==== Material

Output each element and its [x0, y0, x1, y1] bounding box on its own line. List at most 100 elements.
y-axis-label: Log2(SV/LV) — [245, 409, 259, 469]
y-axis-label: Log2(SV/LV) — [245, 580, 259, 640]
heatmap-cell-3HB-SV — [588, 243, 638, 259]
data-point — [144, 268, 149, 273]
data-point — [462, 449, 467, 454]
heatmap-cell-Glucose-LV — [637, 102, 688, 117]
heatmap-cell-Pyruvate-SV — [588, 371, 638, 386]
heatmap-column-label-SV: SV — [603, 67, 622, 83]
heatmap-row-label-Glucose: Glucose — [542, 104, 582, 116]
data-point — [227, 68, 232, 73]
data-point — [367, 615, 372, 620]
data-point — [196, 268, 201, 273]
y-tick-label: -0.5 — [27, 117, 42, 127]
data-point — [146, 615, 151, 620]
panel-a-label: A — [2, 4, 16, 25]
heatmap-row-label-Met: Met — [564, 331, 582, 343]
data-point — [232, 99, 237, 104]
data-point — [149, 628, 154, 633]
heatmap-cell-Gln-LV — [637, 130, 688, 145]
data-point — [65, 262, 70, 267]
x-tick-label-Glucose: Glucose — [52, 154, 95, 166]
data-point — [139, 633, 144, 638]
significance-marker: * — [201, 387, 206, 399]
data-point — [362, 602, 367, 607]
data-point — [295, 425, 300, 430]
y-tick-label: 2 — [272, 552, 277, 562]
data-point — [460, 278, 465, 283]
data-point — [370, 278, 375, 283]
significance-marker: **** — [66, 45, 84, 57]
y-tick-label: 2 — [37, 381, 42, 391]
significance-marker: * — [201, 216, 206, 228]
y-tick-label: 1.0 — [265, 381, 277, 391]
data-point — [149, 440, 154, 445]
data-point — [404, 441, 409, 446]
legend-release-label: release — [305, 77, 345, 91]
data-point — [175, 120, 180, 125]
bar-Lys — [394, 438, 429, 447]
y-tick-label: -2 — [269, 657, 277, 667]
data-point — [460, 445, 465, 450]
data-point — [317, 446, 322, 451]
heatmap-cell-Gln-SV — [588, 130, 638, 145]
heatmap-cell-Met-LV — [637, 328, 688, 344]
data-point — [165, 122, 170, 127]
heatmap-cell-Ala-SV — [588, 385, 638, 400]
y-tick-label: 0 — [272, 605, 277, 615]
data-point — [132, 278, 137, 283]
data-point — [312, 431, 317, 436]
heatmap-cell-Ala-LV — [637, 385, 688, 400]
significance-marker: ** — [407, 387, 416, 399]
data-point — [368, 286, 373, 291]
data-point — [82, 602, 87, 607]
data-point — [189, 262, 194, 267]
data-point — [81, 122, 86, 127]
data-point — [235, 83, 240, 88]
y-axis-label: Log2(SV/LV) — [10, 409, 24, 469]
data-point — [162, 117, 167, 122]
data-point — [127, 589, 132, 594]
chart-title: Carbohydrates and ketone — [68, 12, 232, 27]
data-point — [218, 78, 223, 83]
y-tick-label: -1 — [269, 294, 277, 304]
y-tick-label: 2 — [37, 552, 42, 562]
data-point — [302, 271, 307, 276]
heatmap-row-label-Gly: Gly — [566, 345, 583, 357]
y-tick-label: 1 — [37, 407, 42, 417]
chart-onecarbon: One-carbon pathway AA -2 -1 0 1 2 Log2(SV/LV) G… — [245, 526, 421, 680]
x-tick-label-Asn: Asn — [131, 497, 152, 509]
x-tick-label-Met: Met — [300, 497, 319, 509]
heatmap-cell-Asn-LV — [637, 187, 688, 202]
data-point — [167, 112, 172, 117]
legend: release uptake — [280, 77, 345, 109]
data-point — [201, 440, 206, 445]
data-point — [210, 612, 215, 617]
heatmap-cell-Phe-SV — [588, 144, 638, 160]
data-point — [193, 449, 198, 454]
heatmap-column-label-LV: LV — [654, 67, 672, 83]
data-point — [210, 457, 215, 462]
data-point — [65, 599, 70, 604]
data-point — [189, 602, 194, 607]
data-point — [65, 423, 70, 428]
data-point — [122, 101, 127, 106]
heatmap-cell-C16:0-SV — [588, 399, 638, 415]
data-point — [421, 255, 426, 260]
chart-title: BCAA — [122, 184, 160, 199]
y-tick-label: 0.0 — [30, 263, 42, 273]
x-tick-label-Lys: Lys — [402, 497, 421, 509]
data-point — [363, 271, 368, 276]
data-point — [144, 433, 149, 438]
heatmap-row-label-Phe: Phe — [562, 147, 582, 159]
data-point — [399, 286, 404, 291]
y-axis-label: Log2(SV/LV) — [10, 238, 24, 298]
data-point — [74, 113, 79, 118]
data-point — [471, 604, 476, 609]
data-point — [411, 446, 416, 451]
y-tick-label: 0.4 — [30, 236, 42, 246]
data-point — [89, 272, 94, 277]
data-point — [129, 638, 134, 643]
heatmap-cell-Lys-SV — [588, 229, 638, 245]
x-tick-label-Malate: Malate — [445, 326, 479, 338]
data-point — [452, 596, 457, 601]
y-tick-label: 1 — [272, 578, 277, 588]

========

### Task requirements
Reproduce the listing above verbatim, from its first line through the line that contains "panel-a-label: A — [2, 4, 16, 25]", including both.

### Task answer
Output each element and its [x0, y0, x1, y1] bounding box on its own line. List at most 100 elements.
y-axis-label: Log2(SV/LV) — [245, 409, 259, 469]
y-axis-label: Log2(SV/LV) — [245, 580, 259, 640]
heatmap-cell-3HB-SV — [588, 243, 638, 259]
data-point — [144, 268, 149, 273]
data-point — [462, 449, 467, 454]
heatmap-cell-Glucose-LV — [637, 102, 688, 117]
heatmap-cell-Pyruvate-SV — [588, 371, 638, 386]
heatmap-column-label-SV: SV — [603, 67, 622, 83]
heatmap-row-label-Glucose: Glucose — [542, 104, 582, 116]
data-point — [227, 68, 232, 73]
data-point — [367, 615, 372, 620]
data-point — [196, 268, 201, 273]
y-tick-label: -0.5 — [27, 117, 42, 127]
data-point — [146, 615, 151, 620]
panel-a-label: A — [2, 4, 16, 25]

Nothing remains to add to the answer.